**DATA ROWS**
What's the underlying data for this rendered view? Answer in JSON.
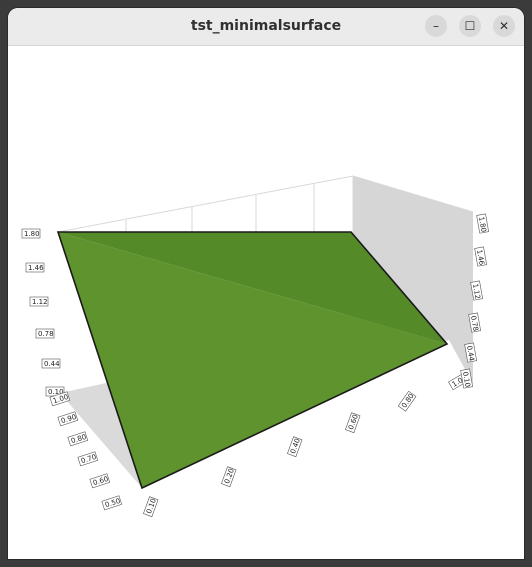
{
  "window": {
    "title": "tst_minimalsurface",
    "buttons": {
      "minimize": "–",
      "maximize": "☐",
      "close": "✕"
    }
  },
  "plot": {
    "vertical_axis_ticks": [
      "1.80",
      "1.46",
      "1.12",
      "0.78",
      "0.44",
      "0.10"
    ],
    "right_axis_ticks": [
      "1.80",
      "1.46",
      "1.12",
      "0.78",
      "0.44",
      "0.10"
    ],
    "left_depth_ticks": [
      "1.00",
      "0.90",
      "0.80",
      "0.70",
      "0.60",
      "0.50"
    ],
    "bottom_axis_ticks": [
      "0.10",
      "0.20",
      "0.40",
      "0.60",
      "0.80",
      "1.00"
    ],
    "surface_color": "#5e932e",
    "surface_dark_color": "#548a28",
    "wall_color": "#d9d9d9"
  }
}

**TASK OBJECTIVE**
Copy the records exactly. Skip the pictures.

**THE ANSWER**
What's the underlying data for this rendered view? Answer in JSON.
{
  "window": {
    "title": "tst_minimalsurface",
    "buttons": {
      "minimize": "–",
      "maximize": "☐",
      "close": "✕"
    }
  },
  "plot": {
    "vertical_axis_ticks": [
      "1.80",
      "1.46",
      "1.12",
      "0.78",
      "0.44",
      "0.10"
    ],
    "right_axis_ticks": [
      "1.80",
      "1.46",
      "1.12",
      "0.78",
      "0.44",
      "0.10"
    ],
    "left_depth_ticks": [
      "1.00",
      "0.90",
      "0.80",
      "0.70",
      "0.60",
      "0.50"
    ],
    "bottom_axis_ticks": [
      "0.10",
      "0.20",
      "0.40",
      "0.60",
      "0.80",
      "1.00"
    ],
    "surface_color": "#5e932e",
    "surface_dark_color": "#548a28",
    "wall_color": "#d9d9d9"
  }
}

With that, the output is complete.